[A block of data]
-- -- --
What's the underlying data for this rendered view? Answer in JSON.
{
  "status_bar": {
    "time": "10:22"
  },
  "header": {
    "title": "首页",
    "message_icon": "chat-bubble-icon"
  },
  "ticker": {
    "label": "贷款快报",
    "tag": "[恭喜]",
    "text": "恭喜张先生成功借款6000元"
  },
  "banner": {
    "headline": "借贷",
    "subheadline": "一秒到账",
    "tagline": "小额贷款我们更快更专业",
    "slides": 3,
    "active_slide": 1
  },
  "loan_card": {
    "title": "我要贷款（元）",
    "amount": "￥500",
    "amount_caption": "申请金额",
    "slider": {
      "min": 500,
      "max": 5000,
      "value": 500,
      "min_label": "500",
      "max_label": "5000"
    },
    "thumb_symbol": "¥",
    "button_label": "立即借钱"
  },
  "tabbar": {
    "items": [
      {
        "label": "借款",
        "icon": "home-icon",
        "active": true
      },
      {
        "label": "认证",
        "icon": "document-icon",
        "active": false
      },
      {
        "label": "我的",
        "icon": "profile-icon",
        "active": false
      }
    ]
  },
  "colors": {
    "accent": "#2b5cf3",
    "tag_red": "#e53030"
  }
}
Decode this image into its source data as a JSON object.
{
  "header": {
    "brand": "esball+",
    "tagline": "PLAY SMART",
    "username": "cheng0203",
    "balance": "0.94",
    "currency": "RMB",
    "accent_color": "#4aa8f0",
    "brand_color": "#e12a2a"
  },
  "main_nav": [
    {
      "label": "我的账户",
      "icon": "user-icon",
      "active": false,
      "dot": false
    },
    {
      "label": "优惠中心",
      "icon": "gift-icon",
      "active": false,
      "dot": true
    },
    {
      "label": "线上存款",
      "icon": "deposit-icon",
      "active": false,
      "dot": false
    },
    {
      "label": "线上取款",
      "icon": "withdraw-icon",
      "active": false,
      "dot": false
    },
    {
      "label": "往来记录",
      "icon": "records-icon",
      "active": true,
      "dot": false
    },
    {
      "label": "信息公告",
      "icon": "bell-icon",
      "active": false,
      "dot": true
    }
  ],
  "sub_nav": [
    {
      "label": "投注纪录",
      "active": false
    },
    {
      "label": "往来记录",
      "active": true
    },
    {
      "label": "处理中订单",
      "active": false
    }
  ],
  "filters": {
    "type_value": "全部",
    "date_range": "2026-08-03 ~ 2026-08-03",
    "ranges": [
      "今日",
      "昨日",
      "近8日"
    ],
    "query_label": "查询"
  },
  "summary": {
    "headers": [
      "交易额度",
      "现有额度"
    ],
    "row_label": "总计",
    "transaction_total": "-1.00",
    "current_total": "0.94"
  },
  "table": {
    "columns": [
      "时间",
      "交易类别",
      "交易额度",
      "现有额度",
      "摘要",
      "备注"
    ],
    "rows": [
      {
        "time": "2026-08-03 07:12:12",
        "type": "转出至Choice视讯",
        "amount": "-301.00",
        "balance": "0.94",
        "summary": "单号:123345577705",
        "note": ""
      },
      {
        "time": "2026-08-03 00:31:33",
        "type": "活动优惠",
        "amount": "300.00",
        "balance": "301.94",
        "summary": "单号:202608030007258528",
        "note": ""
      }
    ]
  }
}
-- -- --
## Exercise requirements
Reproduce the complete data exactly as presented above.

## Output of the exercise
What's the underlying data for this rendered view? Answer in JSON.
{
  "status_bar": {
    "time": "10:22"
  },
  "header": {
    "title": "首页",
    "message_icon": "chat-bubble-icon"
  },
  "ticker": {
    "label": "贷款快报",
    "tag": "[恭喜]",
    "text": "恭喜张先生成功借款6000元"
  },
  "banner": {
    "headline": "借贷",
    "subheadline": "一秒到账",
    "tagline": "小额贷款我们更快更专业",
    "slides": 3,
    "active_slide": 1
  },
  "loan_card": {
    "title": "我要贷款（元）",
    "amount": "￥500",
    "amount_caption": "申请金额",
    "slider": {
      "min": 500,
      "max": 5000,
      "value": 500,
      "min_label": "500",
      "max_label": "5000"
    },
    "thumb_symbol": "¥",
    "button_label": "立即借钱"
  },
  "tabbar": {
    "items": [
      {
        "label": "借款",
        "icon": "home-icon",
        "active": true
      },
      {
        "label": "认证",
        "icon": "document-icon",
        "active": false
      },
      {
        "label": "我的",
        "icon": "profile-icon",
        "active": false
      }
    ]
  },
  "colors": {
    "accent": "#2b5cf3",
    "tag_red": "#e53030"
  }
}
Decode this image into its source data as a JSON object.
{
  "header": {
    "brand": "esball+",
    "tagline": "PLAY SMART",
    "username": "cheng0203",
    "balance": "0.94",
    "currency": "RMB",
    "accent_color": "#4aa8f0",
    "brand_color": "#e12a2a"
  },
  "main_nav": [
    {
      "label": "我的账户",
      "icon": "user-icon",
      "active": false,
      "dot": false
    },
    {
      "label": "优惠中心",
      "icon": "gift-icon",
      "active": false,
      "dot": true
    },
    {
      "label": "线上存款",
      "icon": "deposit-icon",
      "active": false,
      "dot": false
    },
    {
      "label": "线上取款",
      "icon": "withdraw-icon",
      "active": false,
      "dot": false
    },
    {
      "label": "往来记录",
      "icon": "records-icon",
      "active": true,
      "dot": false
    },
    {
      "label": "信息公告",
      "icon": "bell-icon",
      "active": false,
      "dot": true
    }
  ],
  "sub_nav": [
    {
      "label": "投注纪录",
      "active": false
    },
    {
      "label": "往来记录",
      "active": true
    },
    {
      "label": "处理中订单",
      "active": false
    }
  ],
  "filters": {
    "type_value": "全部",
    "date_range": "2026-08-03 ~ 2026-08-03",
    "ranges": [
      "今日",
      "昨日",
      "近8日"
    ],
    "query_label": "查询"
  },
  "summary": {
    "headers": [
      "交易额度",
      "现有额度"
    ],
    "row_label": "总计",
    "transaction_total": "-1.00",
    "current_total": "0.94"
  },
  "table": {
    "columns": [
      "时间",
      "交易类别",
      "交易额度",
      "现有额度",
      "摘要",
      "备注"
    ],
    "rows": [
      {
        "time": "2026-08-03 07:12:12",
        "type": "转出至Choice视讯",
        "amount": "-301.00",
        "balance": "0.94",
        "summary": "单号:123345577705",
        "note": ""
      },
      {
        "time": "2026-08-03 00:31:33",
        "type": "活动优惠",
        "amount": "300.00",
        "balance": "301.94",
        "summary": "单号:202608030007258528",
        "note": ""
      }
    ]
  }
}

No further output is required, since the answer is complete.